- Aim of the exercise: Work out the number of lines with "content" in them. Reply with that number and no other words.

- Material:
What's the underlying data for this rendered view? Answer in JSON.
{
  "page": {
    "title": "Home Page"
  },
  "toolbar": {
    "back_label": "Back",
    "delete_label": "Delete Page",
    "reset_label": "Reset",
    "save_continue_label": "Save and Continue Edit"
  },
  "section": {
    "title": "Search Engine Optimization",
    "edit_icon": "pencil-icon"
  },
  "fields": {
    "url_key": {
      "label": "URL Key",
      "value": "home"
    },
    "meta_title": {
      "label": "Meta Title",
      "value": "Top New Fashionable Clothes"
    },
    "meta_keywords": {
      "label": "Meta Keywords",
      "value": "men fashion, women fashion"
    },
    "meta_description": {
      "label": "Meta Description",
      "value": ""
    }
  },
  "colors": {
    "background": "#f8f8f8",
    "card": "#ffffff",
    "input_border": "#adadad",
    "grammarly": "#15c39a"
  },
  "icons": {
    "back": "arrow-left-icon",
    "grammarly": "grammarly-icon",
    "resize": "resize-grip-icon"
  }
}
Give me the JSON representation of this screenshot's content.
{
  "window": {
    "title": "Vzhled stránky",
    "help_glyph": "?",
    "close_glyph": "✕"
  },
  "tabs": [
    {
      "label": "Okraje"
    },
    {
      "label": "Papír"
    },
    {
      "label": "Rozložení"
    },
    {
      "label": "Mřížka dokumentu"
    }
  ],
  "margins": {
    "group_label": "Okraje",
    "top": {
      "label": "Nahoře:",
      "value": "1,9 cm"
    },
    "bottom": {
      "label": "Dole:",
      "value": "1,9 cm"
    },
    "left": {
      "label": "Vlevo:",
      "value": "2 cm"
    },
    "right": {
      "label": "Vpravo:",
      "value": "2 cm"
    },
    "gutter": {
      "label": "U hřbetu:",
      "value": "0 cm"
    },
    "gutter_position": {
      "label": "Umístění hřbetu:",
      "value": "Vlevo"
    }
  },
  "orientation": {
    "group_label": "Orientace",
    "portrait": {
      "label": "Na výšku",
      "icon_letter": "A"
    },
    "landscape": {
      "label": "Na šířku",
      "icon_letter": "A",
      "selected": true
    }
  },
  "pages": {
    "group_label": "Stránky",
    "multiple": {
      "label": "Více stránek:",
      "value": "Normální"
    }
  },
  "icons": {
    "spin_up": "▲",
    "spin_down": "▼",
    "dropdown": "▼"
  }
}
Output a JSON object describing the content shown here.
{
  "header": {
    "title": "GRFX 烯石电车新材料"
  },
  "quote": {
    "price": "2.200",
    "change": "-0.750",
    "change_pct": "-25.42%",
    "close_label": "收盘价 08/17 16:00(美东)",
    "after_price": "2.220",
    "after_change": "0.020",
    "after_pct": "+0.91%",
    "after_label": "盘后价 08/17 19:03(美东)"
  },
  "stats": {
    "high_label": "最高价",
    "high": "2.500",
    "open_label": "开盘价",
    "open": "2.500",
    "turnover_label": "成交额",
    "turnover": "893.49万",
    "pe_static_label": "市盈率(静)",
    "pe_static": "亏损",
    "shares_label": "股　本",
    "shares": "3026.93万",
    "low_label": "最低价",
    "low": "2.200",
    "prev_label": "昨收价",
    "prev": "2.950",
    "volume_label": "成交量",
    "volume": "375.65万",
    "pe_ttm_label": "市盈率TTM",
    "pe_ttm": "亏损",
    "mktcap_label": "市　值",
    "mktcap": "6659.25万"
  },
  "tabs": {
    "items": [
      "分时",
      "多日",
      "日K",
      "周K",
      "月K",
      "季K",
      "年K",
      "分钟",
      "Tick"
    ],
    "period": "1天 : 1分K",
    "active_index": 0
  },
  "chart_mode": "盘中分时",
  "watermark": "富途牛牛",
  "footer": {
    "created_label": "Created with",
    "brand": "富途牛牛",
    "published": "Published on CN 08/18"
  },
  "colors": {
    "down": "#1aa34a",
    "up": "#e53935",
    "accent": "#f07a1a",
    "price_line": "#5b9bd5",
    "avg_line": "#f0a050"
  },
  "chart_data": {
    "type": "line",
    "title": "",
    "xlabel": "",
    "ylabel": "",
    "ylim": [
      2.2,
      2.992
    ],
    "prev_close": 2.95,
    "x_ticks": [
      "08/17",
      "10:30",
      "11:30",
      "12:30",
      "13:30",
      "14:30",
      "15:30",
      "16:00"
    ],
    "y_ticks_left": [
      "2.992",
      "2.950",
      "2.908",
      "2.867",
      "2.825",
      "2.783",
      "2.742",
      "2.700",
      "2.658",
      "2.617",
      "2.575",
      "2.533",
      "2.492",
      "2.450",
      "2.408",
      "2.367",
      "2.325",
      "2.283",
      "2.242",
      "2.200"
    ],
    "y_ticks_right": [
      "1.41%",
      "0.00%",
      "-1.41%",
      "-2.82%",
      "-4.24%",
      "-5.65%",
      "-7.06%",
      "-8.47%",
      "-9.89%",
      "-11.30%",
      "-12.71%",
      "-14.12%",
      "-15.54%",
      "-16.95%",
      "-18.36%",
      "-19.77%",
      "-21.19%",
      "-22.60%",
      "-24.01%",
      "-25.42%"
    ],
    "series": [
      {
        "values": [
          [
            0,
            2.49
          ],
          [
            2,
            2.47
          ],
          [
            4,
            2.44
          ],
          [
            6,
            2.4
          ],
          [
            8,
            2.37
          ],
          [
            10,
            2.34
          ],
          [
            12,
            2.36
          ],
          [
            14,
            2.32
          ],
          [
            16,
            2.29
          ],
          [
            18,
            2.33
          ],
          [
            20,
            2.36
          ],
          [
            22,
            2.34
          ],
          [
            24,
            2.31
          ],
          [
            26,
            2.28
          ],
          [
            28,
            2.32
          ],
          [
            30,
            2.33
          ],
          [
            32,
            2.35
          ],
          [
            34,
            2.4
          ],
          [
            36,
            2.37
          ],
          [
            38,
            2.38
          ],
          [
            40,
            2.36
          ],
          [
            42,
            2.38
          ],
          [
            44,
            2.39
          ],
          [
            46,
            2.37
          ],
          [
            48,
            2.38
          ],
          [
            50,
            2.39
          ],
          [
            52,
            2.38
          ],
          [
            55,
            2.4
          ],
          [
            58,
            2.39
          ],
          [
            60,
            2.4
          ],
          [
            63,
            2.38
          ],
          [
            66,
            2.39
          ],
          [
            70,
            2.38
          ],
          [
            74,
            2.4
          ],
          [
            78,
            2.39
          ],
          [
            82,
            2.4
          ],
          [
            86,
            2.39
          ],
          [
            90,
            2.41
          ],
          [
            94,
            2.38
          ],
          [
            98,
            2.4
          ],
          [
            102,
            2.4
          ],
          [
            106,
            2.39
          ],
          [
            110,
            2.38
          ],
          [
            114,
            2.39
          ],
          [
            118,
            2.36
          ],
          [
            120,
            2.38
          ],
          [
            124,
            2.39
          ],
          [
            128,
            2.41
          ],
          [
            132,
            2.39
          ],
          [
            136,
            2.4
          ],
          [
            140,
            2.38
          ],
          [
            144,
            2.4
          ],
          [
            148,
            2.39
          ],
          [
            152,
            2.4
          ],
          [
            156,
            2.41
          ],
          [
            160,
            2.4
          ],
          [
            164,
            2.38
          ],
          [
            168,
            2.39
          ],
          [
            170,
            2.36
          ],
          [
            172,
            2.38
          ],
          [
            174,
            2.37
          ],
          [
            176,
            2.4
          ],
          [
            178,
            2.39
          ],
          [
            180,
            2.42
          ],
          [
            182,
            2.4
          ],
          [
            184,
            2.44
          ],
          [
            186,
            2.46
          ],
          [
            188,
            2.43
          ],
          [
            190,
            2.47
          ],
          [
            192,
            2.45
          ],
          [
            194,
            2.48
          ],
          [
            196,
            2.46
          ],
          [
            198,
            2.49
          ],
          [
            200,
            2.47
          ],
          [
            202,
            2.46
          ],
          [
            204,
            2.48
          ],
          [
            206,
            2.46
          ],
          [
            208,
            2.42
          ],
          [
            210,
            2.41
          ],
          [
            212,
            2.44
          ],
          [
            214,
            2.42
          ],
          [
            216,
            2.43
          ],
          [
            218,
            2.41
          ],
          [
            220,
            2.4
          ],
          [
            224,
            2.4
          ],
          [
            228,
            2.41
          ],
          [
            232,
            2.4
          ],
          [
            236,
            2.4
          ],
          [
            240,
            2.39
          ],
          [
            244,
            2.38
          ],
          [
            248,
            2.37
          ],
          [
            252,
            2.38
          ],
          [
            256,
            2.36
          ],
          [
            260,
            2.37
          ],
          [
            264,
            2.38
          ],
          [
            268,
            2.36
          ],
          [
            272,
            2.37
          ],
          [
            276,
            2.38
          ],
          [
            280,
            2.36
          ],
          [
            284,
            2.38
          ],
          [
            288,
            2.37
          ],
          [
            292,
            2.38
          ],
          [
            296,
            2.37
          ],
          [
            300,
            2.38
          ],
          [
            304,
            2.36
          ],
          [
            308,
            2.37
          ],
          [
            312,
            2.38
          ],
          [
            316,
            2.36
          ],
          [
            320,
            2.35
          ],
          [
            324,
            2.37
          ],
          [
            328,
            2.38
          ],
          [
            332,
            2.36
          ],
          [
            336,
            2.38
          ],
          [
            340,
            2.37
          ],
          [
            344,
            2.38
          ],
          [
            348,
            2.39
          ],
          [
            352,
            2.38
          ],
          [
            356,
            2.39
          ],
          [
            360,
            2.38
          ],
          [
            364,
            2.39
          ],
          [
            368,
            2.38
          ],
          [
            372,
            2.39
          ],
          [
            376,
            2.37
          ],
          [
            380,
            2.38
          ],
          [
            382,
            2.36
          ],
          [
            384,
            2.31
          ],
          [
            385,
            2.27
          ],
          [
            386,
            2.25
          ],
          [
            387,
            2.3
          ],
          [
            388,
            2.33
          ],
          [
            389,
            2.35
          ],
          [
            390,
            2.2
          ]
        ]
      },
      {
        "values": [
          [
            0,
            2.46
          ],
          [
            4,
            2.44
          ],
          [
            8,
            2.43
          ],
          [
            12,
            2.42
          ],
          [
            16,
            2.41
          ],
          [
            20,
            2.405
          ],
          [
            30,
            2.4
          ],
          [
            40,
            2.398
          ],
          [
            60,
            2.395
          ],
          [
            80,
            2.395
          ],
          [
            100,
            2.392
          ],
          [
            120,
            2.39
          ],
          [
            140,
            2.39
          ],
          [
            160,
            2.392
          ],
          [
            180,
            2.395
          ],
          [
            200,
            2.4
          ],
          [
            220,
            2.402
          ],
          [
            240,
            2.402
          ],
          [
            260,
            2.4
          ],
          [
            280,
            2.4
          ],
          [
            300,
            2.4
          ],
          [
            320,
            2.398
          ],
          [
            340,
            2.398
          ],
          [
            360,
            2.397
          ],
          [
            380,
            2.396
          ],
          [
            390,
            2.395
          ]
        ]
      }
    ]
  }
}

- Reply: 2